» **Exercise aim**: Reproduce every entry precisely as written.

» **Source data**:
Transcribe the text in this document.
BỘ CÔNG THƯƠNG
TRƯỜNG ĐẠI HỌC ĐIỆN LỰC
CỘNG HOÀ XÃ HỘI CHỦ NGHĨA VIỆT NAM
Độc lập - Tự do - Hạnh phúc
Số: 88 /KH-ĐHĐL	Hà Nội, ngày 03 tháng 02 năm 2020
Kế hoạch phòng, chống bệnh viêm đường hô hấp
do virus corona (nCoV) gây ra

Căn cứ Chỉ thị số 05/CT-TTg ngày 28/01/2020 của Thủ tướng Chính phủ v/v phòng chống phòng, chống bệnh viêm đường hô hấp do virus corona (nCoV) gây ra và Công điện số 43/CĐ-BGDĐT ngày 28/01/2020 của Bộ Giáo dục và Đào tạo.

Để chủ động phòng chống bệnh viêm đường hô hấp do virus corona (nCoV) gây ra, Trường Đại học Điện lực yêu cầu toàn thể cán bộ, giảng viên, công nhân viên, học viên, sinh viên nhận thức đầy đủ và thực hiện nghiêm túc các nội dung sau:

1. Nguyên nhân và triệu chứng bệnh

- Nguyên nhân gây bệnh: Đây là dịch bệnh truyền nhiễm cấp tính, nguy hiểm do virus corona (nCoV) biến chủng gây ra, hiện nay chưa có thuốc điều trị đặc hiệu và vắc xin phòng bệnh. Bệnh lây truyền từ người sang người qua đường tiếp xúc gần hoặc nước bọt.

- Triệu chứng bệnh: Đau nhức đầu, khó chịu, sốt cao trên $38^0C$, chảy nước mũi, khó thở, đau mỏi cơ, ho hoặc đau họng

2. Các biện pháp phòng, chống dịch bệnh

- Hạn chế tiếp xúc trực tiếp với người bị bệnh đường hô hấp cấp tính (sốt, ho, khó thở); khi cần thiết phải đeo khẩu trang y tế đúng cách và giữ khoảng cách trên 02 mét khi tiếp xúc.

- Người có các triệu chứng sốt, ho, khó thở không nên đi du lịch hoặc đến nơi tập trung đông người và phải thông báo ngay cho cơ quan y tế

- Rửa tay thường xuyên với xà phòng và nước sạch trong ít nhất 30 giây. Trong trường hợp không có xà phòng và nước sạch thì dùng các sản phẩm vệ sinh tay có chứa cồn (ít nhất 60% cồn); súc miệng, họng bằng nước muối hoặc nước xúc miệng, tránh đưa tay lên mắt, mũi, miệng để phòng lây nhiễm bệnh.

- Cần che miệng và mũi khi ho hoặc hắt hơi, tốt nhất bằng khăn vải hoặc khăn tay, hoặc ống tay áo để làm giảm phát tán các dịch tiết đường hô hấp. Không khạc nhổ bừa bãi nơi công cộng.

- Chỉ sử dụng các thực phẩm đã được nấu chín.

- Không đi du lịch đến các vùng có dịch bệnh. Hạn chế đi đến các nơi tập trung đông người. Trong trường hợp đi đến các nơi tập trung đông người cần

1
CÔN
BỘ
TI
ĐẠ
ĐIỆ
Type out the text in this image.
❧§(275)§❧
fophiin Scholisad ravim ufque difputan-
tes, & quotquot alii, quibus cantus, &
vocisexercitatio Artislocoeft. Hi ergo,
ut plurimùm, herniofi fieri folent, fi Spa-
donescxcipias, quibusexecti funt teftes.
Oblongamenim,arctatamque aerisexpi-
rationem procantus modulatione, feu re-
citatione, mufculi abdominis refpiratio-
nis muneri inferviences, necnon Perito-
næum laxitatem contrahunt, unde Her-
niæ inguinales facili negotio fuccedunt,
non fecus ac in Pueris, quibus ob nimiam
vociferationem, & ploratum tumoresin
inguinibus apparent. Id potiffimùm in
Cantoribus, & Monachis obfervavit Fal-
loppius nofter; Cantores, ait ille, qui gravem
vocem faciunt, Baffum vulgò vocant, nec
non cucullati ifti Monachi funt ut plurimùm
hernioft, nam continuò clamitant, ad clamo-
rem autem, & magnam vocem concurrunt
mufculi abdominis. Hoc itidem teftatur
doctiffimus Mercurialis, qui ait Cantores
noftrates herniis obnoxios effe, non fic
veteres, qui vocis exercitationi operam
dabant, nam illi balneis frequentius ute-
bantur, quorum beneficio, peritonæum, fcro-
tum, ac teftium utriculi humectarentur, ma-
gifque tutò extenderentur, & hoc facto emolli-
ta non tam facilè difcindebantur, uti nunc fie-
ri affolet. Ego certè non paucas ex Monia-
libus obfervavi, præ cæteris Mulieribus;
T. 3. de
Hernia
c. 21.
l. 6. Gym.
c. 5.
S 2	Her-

» **Result of the exercise**:
Transcribe the text in this document.
BỘ CÔNG THƯƠNG
TRƯỜNG ĐẠI HỌC ĐIỆN LỰC
CỘNG HOÀ XÃ HỘI CHỦ NGHĨA VIỆT NAM
Độc lập - Tự do - Hạnh phúc
Số: 88 /KH-ĐHĐL	Hà Nội, ngày 03 tháng 02 năm 2020
Kế hoạch phòng, chống bệnh viêm đường hô hấp
do virus corona (nCoV) gây ra

Căn cứ Chỉ thị số 05/CT-TTg ngày 28/01/2020 của Thủ tướng Chính phủ v/v phòng chống phòng, chống bệnh viêm đường hô hấp do virus corona (nCoV) gây ra và Công điện số 43/CĐ-BGDĐT ngày 28/01/2020 của Bộ Giáo dục và Đào tạo.

Để chủ động phòng chống bệnh viêm đường hô hấp do virus corona (nCoV) gây ra, Trường Đại học Điện lực yêu cầu toàn thể cán bộ, giảng viên, công nhân viên, học viên, sinh viên nhận thức đầy đủ và thực hiện nghiêm túc các nội dung sau:

1. Nguyên nhân và triệu chứng bệnh

- Nguyên nhân gây bệnh: Đây là dịch bệnh truyền nhiễm cấp tính, nguy hiểm do virus corona (nCoV) biến chủng gây ra, hiện nay chưa có thuốc điều trị đặc hiệu và vắc xin phòng bệnh. Bệnh lây truyền từ người sang người qua đường tiếp xúc gần hoặc nước bọt.

- Triệu chứng bệnh: Đau nhức đầu, khó chịu, sốt cao trên $38^0C$, chảy nước mũi, khó thở, đau mỏi cơ, ho hoặc đau họng

2. Các biện pháp phòng, chống dịch bệnh

- Hạn chế tiếp xúc trực tiếp với người bị bệnh đường hô hấp cấp tính (sốt, ho, khó thở); khi cần thiết phải đeo khẩu trang y tế đúng cách và giữ khoảng cách trên 02 mét khi tiếp xúc.

- Người có các triệu chứng sốt, ho, khó thở không nên đi du lịch hoặc đến nơi tập trung đông người và phải thông báo ngay cho cơ quan y tế

- Rửa tay thường xuyên với xà phòng và nước sạch trong ít nhất 30 giây. Trong trường hợp không có xà phòng và nước sạch thì dùng các sản phẩm vệ sinh tay có chứa cồn (ít nhất 60% cồn); súc miệng, họng bằng nước muối hoặc nước xúc miệng, tránh đưa tay lên mắt, mũi, miệng để phòng lây nhiễm bệnh.

- Cần che miệng và mũi khi ho hoặc hắt hơi, tốt nhất bằng khăn vải hoặc khăn tay, hoặc ống tay áo để làm giảm phát tán các dịch tiết đường hô hấp. Không khạc nhổ bừa bãi nơi công cộng.

- Chỉ sử dụng các thực phẩm đã được nấu chín.

- Không đi du lịch đến các vùng có dịch bệnh. Hạn chế đi đến các nơi tập trung đông người. Trong trường hợp đi đến các nơi tập trung đông người cần

1
CÔN
BỘ
TI
ĐẠ
ĐIỆ
Type out the text in this image.
❧§(275)§❧
fophiin Scholisad ravim ufque difputan-
tes, & quotquot alii, quibus cantus, &
vocisexercitatio Artislocoeft. Hi ergo,
ut plurimùm, herniofi fieri folent, fi Spa-
donescxcipias, quibusexecti funt teftes.
Oblongamenim,arctatamque aerisexpi-
rationem procantus modulatione, feu re-
citatione, mufculi abdominis refpiratio-
nis muneri inferviences, necnon Perito-
næum laxitatem contrahunt, unde Her-
niæ inguinales facili negotio fuccedunt,
non fecus ac in Pueris, quibus ob nimiam
vociferationem, & ploratum tumoresin
inguinibus apparent. Id potiffimùm in
Cantoribus, & Monachis obfervavit Fal-
loppius nofter; Cantores, ait ille, qui gravem
vocem faciunt, Baffum vulgò vocant, nec
non cucullati ifti Monachi funt ut plurimùm
hernioft, nam continuò clamitant, ad clamo-
rem autem, & magnam vocem concurrunt
mufculi abdominis. Hoc itidem teftatur
doctiffimus Mercurialis, qui ait Cantores
noftrates herniis obnoxios effe, non fic
veteres, qui vocis exercitationi operam
dabant, nam illi balneis frequentius ute-
bantur, quorum beneficio, peritonæum, fcro-
tum, ac teftium utriculi humectarentur, ma-
gifque tutò extenderentur, & hoc facto emolli-
ta non tam facilè difcindebantur, uti nunc fie-
ri affolet. Ego certè non paucas ex Monia-
libus obfervavi, præ cæteris Mulieribus;
T. 3. de
Hernia
c. 21.
l. 6. Gym.
c. 5.
S 2	Her-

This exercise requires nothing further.